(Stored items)
########################################

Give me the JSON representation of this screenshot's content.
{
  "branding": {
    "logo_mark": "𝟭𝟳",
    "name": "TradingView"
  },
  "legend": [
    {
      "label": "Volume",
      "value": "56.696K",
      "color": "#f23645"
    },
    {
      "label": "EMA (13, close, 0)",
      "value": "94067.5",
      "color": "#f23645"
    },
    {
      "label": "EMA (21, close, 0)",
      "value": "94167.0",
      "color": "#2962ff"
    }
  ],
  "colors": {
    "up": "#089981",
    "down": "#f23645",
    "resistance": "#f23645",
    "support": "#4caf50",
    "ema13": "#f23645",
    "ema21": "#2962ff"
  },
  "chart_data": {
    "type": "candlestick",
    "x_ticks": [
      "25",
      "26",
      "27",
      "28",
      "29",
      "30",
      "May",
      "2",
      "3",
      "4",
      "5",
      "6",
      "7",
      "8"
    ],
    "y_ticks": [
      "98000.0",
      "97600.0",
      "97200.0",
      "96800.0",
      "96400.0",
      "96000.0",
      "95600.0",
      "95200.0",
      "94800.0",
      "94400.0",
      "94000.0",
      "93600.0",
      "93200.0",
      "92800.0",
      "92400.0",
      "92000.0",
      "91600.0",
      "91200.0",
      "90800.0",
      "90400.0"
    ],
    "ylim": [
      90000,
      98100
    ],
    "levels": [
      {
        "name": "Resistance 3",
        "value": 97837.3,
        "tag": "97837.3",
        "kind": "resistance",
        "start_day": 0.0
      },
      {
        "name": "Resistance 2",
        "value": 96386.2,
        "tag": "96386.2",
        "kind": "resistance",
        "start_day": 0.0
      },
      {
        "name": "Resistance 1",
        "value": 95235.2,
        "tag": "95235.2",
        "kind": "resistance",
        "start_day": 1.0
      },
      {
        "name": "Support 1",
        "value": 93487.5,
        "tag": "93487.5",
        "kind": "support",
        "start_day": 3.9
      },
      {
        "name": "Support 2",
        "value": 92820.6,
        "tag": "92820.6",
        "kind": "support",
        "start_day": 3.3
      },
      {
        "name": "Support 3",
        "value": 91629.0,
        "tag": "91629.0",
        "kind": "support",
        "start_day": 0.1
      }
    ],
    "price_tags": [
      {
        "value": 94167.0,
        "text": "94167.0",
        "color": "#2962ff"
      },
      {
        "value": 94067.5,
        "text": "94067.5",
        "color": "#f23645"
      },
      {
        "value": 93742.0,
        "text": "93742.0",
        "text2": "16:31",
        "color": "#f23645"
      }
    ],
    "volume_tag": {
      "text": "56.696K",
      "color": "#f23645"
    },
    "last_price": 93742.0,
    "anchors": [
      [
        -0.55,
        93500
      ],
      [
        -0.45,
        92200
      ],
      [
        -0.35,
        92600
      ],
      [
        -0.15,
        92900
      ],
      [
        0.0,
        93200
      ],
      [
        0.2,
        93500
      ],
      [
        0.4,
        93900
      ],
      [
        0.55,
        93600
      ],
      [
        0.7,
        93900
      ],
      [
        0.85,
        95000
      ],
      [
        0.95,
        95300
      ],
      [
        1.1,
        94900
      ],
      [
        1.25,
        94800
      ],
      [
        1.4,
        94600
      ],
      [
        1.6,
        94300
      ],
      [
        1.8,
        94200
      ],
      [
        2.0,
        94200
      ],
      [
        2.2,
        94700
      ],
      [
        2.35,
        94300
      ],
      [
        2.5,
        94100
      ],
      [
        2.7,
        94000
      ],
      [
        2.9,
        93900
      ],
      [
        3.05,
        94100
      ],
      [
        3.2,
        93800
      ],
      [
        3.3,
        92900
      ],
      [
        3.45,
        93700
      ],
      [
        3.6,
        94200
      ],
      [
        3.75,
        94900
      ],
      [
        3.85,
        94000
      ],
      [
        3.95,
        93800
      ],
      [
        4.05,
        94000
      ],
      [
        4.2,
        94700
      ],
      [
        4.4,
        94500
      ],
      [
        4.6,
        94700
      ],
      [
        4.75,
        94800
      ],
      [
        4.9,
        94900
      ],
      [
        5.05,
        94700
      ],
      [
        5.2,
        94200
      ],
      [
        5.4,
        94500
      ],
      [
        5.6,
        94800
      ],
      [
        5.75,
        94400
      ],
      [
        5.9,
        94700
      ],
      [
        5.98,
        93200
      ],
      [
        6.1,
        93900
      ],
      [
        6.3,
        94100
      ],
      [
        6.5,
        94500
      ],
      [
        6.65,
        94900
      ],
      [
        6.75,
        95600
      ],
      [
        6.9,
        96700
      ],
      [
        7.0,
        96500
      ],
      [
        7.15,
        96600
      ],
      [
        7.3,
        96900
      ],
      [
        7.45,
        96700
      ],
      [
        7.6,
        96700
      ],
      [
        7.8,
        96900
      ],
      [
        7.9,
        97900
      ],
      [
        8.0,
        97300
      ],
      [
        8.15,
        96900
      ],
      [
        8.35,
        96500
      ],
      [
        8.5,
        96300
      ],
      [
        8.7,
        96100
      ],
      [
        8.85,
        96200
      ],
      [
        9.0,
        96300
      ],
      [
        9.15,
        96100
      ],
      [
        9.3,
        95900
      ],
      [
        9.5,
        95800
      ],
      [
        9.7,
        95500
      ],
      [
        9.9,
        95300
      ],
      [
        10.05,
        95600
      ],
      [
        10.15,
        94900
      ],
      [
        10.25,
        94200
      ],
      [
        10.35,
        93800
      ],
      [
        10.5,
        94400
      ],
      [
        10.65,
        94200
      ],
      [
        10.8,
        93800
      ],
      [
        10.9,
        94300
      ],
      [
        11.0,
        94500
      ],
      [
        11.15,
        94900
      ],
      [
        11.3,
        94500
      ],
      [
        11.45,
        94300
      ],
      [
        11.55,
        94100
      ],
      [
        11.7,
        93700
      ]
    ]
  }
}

########################################

▸ **Problem requirements**
Reproduce the entire listing word for word.

▸ **Full solution**
Give me the JSON representation of this screenshot's content.
{
  "branding": {
    "logo_mark": "𝟭𝟳",
    "name": "TradingView"
  },
  "legend": [
    {
      "label": "Volume",
      "value": "56.696K",
      "color": "#f23645"
    },
    {
      "label": "EMA (13, close, 0)",
      "value": "94067.5",
      "color": "#f23645"
    },
    {
      "label": "EMA (21, close, 0)",
      "value": "94167.0",
      "color": "#2962ff"
    }
  ],
  "colors": {
    "up": "#089981",
    "down": "#f23645",
    "resistance": "#f23645",
    "support": "#4caf50",
    "ema13": "#f23645",
    "ema21": "#2962ff"
  },
  "chart_data": {
    "type": "candlestick",
    "x_ticks": [
      "25",
      "26",
      "27",
      "28",
      "29",
      "30",
      "May",
      "2",
      "3",
      "4",
      "5",
      "6",
      "7",
      "8"
    ],
    "y_ticks": [
      "98000.0",
      "97600.0",
      "97200.0",
      "96800.0",
      "96400.0",
      "96000.0",
      "95600.0",
      "95200.0",
      "94800.0",
      "94400.0",
      "94000.0",
      "93600.0",
      "93200.0",
      "92800.0",
      "92400.0",
      "92000.0",
      "91600.0",
      "91200.0",
      "90800.0",
      "90400.0"
    ],
    "ylim": [
      90000,
      98100
    ],
    "levels": [
      {
        "name": "Resistance 3",
        "value": 97837.3,
        "tag": "97837.3",
        "kind": "resistance",
        "start_day": 0.0
      },
      {
        "name": "Resistance 2",
        "value": 96386.2,
        "tag": "96386.2",
        "kind": "resistance",
        "start_day": 0.0
      },
      {
        "name": "Resistance 1",
        "value": 95235.2,
        "tag": "95235.2",
        "kind": "resistance",
        "start_day": 1.0
      },
      {
        "name": "Support 1",
        "value": 93487.5,
        "tag": "93487.5",
        "kind": "support",
        "start_day": 3.9
      },
      {
        "name": "Support 2",
        "value": 92820.6,
        "tag": "92820.6",
        "kind": "support",
        "start_day": 3.3
      },
      {
        "name": "Support 3",
        "value": 91629.0,
        "tag": "91629.0",
        "kind": "support",
        "start_day": 0.1
      }
    ],
    "price_tags": [
      {
        "value": 94167.0,
        "text": "94167.0",
        "color": "#2962ff"
      },
      {
        "value": 94067.5,
        "text": "94067.5",
        "color": "#f23645"
      },
      {
        "value": 93742.0,
        "text": "93742.0",
        "text2": "16:31",
        "color": "#f23645"
      }
    ],
    "volume_tag": {
      "text": "56.696K",
      "color": "#f23645"
    },
    "last_price": 93742.0,
    "anchors": [
      [
        -0.55,
        93500
      ],
      [
        -0.45,
        92200
      ],
      [
        -0.35,
        92600
      ],
      [
        -0.15,
        92900
      ],
      [
        0.0,
        93200
      ],
      [
        0.2,
        93500
      ],
      [
        0.4,
        93900
      ],
      [
        0.55,
        93600
      ],
      [
        0.7,
        93900
      ],
      [
        0.85,
        95000
      ],
      [
        0.95,
        95300
      ],
      [
        1.1,
        94900
      ],
      [
        1.25,
        94800
      ],
      [
        1.4,
        94600
      ],
      [
        1.6,
        94300
      ],
      [
        1.8,
        94200
      ],
      [
        2.0,
        94200
      ],
      [
        2.2,
        94700
      ],
      [
        2.35,
        94300
      ],
      [
        2.5,
        94100
      ],
      [
        2.7,
        94000
      ],
      [
        2.9,
        93900
      ],
      [
        3.05,
        94100
      ],
      [
        3.2,
        93800
      ],
      [
        3.3,
        92900
      ],
      [
        3.45,
        93700
      ],
      [
        3.6,
        94200
      ],
      [
        3.75,
        94900
      ],
      [
        3.85,
        94000
      ],
      [
        3.95,
        93800
      ],
      [
        4.05,
        94000
      ],
      [
        4.2,
        94700
      ],
      [
        4.4,
        94500
      ],
      [
        4.6,
        94700
      ],
      [
        4.75,
        94800
      ],
      [
        4.9,
        94900
      ],
      [
        5.05,
        94700
      ],
      [
        5.2,
        94200
      ],
      [
        5.4,
        94500
      ],
      [
        5.6,
        94800
      ],
      [
        5.75,
        94400
      ],
      [
        5.9,
        94700
      ],
      [
        5.98,
        93200
      ],
      [
        6.1,
        93900
      ],
      [
        6.3,
        94100
      ],
      [
        6.5,
        94500
      ],
      [
        6.65,
        94900
      ],
      [
        6.75,
        95600
      ],
      [
        6.9,
        96700
      ],
      [
        7.0,
        96500
      ],
      [
        7.15,
        96600
      ],
      [
        7.3,
        96900
      ],
      [
        7.45,
        96700
      ],
      [
        7.6,
        96700
      ],
      [
        7.8,
        96900
      ],
      [
        7.9,
        97900
      ],
      [
        8.0,
        97300
      ],
      [
        8.15,
        96900
      ],
      [
        8.35,
        96500
      ],
      [
        8.5,
        96300
      ],
      [
        8.7,
        96100
      ],
      [
        8.85,
        96200
      ],
      [
        9.0,
        96300
      ],
      [
        9.15,
        96100
      ],
      [
        9.3,
        95900
      ],
      [
        9.5,
        95800
      ],
      [
        9.7,
        95500
      ],
      [
        9.9,
        95300
      ],
      [
        10.05,
        95600
      ],
      [
        10.15,
        94900
      ],
      [
        10.25,
        94200
      ],
      [
        10.35,
        93800
      ],
      [
        10.5,
        94400
      ],
      [
        10.65,
        94200
      ],
      [
        10.8,
        93800
      ],
      [
        10.9,
        94300
      ],
      [
        11.0,
        94500
      ],
      [
        11.15,
        94900
      ],
      [
        11.3,
        94500
      ],
      [
        11.45,
        94300
      ],
      [
        11.55,
        94100
      ],
      [
        11.7,
        93700
      ]
    ]
  }
}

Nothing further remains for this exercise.